• The exercise
Output each entry verbatim and exclude every picture from it.

BEGIN Data section

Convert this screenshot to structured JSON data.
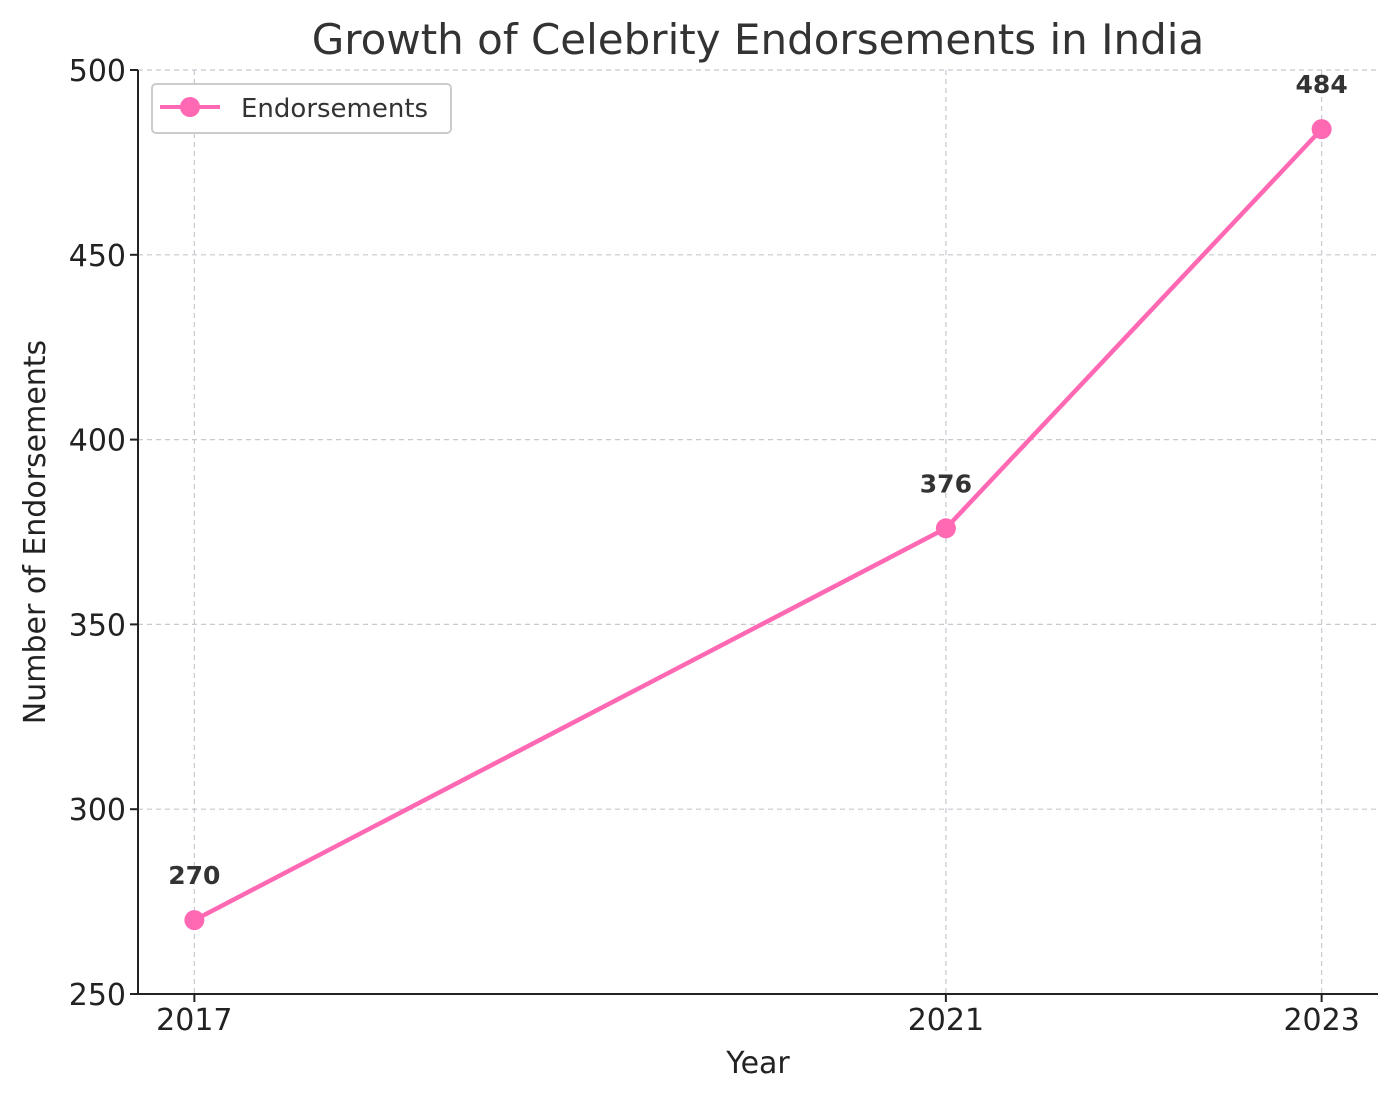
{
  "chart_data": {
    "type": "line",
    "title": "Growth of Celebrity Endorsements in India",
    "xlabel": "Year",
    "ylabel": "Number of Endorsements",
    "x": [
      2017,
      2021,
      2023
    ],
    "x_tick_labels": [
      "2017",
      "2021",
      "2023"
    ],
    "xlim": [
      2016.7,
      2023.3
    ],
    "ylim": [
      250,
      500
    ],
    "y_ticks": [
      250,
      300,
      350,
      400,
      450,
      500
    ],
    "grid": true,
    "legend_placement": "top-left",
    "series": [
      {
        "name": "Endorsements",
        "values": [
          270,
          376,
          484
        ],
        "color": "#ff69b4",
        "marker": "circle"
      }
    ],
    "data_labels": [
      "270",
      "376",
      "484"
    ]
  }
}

END Data section

• Response to this task
Convert this screenshot to structured JSON data.
{
  "chart_data": {
    "type": "line",
    "title": "Growth of Celebrity Endorsements in India",
    "xlabel": "Year",
    "ylabel": "Number of Endorsements",
    "x": [
      2017,
      2021,
      2023
    ],
    "x_tick_labels": [
      "2017",
      "2021",
      "2023"
    ],
    "xlim": [
      2016.7,
      2023.3
    ],
    "ylim": [
      250,
      500
    ],
    "y_ticks": [
      250,
      300,
      350,
      400,
      450,
      500
    ],
    "grid": true,
    "legend_placement": "top-left",
    "series": [
      {
        "name": "Endorsements",
        "values": [
          270,
          376,
          484
        ],
        "color": "#ff69b4",
        "marker": "circle"
      }
    ],
    "data_labels": [
      "270",
      "376",
      "484"
    ]
  }
}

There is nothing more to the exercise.